[Data pulled from a collection]
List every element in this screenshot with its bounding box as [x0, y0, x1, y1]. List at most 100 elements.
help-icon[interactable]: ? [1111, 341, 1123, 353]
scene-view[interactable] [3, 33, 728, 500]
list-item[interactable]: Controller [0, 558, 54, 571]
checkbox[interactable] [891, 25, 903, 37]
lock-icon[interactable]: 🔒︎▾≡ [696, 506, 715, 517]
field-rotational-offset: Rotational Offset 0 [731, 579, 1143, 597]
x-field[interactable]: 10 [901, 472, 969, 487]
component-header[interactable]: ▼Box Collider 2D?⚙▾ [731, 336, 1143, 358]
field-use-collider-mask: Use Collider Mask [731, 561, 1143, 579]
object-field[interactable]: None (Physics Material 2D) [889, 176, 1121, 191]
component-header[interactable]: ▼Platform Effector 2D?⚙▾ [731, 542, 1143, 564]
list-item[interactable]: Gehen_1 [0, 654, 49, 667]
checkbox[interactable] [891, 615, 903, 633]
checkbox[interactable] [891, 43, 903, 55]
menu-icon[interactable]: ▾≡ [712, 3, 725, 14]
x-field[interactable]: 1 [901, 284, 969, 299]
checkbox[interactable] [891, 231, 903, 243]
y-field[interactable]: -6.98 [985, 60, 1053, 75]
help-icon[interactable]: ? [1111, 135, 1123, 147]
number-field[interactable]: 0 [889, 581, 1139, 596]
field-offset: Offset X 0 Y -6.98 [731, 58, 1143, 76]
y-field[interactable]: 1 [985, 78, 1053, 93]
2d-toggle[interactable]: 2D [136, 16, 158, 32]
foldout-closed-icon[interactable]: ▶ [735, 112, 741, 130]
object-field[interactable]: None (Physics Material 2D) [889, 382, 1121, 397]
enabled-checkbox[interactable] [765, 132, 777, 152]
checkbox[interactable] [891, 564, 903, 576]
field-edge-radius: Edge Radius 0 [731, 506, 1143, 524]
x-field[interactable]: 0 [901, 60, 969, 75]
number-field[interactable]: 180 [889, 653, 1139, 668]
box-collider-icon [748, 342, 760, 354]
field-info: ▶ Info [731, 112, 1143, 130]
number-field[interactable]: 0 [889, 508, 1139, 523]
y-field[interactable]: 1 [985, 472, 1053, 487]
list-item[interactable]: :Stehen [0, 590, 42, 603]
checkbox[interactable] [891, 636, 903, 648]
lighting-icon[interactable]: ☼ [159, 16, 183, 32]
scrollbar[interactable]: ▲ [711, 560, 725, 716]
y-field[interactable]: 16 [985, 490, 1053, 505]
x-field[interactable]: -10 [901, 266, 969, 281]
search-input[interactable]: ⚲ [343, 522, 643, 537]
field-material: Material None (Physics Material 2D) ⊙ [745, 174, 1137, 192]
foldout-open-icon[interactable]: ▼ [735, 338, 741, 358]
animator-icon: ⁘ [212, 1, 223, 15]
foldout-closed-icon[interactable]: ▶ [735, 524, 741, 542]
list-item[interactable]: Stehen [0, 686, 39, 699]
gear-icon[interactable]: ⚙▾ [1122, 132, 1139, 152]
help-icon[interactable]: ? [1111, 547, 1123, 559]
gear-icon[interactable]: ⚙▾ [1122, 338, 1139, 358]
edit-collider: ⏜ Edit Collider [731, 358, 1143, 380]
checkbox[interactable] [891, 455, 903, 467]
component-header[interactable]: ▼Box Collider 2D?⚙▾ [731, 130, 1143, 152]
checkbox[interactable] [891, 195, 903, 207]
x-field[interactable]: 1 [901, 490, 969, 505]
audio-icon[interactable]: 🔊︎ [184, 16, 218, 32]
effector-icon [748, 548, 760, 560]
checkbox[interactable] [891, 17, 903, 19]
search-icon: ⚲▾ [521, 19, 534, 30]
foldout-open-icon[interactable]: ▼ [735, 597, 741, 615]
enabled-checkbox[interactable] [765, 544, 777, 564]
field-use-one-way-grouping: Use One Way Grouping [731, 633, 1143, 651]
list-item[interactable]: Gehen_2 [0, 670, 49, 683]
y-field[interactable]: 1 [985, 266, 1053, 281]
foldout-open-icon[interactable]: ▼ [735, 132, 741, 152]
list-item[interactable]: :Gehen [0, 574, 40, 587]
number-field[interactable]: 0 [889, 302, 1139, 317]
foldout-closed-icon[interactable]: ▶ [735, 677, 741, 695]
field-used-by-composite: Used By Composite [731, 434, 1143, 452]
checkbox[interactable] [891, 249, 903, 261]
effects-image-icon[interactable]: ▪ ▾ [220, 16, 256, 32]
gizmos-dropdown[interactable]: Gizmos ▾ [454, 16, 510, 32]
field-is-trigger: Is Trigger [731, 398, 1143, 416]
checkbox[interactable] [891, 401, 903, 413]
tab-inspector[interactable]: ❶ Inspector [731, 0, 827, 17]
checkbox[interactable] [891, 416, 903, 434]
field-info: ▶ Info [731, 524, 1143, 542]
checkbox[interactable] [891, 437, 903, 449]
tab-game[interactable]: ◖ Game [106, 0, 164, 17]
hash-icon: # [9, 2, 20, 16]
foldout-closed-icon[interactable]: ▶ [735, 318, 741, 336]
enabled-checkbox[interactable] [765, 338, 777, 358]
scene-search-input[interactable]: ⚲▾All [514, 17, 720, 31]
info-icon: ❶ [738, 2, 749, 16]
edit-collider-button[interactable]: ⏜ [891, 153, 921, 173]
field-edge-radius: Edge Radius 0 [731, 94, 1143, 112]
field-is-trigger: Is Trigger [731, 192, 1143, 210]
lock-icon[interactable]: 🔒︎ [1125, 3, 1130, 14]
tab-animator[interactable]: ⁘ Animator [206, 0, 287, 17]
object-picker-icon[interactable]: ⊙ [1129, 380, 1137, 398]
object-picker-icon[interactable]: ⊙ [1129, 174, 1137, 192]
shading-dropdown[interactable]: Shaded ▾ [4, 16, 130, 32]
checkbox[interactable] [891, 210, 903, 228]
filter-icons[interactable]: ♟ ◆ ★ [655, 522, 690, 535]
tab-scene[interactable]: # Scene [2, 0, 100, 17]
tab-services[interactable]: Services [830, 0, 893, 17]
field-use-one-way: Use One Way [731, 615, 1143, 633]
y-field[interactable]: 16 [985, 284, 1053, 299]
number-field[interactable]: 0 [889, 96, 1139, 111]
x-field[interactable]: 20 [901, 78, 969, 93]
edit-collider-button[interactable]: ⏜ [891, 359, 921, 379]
==
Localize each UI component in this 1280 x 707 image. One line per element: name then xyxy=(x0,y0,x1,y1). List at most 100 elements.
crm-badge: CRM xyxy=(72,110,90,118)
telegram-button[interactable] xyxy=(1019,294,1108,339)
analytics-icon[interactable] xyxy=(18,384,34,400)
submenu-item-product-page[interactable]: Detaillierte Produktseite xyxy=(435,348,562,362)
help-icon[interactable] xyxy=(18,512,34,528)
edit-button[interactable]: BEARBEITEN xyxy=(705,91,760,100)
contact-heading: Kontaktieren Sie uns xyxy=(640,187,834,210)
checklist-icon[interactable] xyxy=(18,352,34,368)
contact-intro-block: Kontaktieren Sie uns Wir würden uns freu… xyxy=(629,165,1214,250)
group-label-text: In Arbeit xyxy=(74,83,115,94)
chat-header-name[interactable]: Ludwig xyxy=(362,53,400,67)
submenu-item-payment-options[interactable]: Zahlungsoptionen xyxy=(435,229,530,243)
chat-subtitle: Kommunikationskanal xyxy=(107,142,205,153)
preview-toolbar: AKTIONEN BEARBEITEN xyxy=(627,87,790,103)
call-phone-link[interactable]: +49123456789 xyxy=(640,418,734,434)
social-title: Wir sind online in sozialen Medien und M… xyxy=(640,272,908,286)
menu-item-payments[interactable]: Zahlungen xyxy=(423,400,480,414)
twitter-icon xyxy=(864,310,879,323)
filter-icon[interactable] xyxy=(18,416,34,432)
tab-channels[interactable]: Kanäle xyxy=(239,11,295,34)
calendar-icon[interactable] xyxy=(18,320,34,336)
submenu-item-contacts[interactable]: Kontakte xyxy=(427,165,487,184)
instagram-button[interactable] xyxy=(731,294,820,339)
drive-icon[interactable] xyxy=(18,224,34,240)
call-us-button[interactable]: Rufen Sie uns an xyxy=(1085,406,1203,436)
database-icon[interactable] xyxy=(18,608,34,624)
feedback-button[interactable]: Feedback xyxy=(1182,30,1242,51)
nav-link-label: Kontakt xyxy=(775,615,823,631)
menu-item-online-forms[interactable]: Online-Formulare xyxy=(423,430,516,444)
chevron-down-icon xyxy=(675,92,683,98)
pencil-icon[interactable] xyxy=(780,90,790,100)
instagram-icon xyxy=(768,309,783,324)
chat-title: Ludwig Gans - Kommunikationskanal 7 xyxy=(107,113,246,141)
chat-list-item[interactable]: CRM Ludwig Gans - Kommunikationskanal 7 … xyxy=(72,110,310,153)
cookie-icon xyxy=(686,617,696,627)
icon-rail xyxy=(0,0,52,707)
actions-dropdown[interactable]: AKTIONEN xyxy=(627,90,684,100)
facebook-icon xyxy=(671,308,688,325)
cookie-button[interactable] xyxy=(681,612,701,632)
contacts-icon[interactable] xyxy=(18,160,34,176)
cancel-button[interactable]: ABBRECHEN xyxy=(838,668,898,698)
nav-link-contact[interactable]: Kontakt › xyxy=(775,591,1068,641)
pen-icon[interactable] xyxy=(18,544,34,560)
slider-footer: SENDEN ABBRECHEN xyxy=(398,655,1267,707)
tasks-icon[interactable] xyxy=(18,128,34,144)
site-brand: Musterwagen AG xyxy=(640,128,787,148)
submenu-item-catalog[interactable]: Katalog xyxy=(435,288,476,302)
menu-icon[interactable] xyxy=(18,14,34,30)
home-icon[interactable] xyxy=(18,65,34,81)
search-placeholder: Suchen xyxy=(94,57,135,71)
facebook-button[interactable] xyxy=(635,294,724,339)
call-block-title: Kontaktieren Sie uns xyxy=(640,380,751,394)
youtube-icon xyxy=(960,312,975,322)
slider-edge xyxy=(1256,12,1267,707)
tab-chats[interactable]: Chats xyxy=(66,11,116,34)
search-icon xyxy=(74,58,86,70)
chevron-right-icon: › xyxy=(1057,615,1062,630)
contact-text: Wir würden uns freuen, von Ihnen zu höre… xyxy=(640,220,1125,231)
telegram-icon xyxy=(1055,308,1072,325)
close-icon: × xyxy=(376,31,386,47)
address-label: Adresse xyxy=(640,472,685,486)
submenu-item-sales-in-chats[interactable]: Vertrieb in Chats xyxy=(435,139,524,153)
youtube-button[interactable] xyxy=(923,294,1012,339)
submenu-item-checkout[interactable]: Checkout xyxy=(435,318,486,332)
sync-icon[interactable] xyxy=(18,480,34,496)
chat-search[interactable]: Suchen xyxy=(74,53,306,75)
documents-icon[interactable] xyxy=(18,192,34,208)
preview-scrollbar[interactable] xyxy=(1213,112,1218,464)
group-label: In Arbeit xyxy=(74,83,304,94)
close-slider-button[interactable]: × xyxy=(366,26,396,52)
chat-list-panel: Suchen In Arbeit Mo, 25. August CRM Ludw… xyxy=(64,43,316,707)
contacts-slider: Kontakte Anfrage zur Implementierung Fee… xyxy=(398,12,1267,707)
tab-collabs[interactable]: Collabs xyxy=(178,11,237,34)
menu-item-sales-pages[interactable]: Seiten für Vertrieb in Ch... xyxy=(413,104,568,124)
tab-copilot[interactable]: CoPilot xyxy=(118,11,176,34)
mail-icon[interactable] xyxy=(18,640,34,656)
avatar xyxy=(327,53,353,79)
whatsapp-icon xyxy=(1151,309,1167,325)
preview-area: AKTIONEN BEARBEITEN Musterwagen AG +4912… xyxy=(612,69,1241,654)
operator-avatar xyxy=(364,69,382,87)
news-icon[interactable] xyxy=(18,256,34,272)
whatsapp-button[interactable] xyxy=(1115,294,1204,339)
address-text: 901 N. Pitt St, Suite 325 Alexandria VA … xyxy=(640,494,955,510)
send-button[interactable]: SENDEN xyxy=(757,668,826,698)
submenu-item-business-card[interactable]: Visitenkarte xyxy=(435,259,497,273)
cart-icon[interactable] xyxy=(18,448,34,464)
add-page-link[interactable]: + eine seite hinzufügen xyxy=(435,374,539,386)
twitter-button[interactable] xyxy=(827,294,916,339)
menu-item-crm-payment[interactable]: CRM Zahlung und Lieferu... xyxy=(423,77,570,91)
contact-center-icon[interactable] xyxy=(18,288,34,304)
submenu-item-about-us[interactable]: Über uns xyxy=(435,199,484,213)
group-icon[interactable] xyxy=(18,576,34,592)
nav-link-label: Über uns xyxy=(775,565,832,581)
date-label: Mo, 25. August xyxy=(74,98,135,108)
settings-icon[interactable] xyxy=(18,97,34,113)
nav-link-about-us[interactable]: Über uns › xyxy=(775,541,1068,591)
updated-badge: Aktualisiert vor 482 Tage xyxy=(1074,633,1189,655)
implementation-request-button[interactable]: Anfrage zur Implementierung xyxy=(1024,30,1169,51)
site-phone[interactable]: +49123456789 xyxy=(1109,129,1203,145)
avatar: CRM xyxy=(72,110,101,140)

Task prompt = Edit the rows from the line with "List every element" up to and including the line with "y-field[interactable]: 16 [985, 490, 1053, 505]" so that "Controller" becomes "Animator". Give those lines again with nothing else changed.

Finished exercise =
List every element in this screenshot with its bounding box as [x0, y0, x1, y1]. List at most 100 elements.
help-icon[interactable]: ? [1111, 341, 1123, 353]
scene-view[interactable] [3, 33, 728, 500]
list-item[interactable]: Animator [0, 558, 54, 571]
checkbox[interactable] [891, 25, 903, 37]
lock-icon[interactable]: 🔒︎▾≡ [696, 506, 715, 517]
field-rotational-offset: Rotational Offset 0 [731, 579, 1143, 597]
x-field[interactable]: 10 [901, 472, 969, 487]
component-header[interactable]: ▼Box Collider 2D?⚙▾ [731, 336, 1143, 358]
field-use-collider-mask: Use Collider Mask [731, 561, 1143, 579]
object-field[interactable]: None (Physics Material 2D) [889, 176, 1121, 191]
component-header[interactable]: ▼Platform Effector 2D?⚙▾ [731, 542, 1143, 564]
list-item[interactable]: Gehen_1 [0, 654, 49, 667]
checkbox[interactable] [891, 615, 903, 633]
checkbox[interactable] [891, 43, 903, 55]
menu-icon[interactable]: ▾≡ [712, 3, 725, 14]
x-field[interactable]: 1 [901, 284, 969, 299]
checkbox[interactable] [891, 231, 903, 243]
y-field[interactable]: -6.98 [985, 60, 1053, 75]
help-icon[interactable]: ? [1111, 135, 1123, 147]
number-field[interactable]: 0 [889, 581, 1139, 596]
field-offset: Offset X 0 Y -6.98 [731, 58, 1143, 76]
y-field[interactable]: 1 [985, 78, 1053, 93]
2d-toggle[interactable]: 2D [136, 16, 158, 32]
foldout-closed-icon[interactable]: ▶ [735, 112, 741, 130]
object-field[interactable]: None (Physics Material 2D) [889, 382, 1121, 397]
enabled-checkbox[interactable] [765, 132, 777, 152]
checkbox[interactable] [891, 564, 903, 576]
field-edge-radius: Edge Radius 0 [731, 506, 1143, 524]
x-field[interactable]: 0 [901, 60, 969, 75]
number-field[interactable]: 180 [889, 653, 1139, 668]
box-collider-icon [748, 342, 760, 354]
field-info: ▶ Info [731, 112, 1143, 130]
number-field[interactable]: 0 [889, 508, 1139, 523]
y-field[interactable]: 1 [985, 472, 1053, 487]
list-item[interactable]: :Stehen [0, 590, 42, 603]
checkbox[interactable] [891, 636, 903, 648]
lighting-icon[interactable]: ☼ [159, 16, 183, 32]
scrollbar[interactable]: ▲ [711, 560, 725, 716]
y-field[interactable]: 16 [985, 490, 1053, 505]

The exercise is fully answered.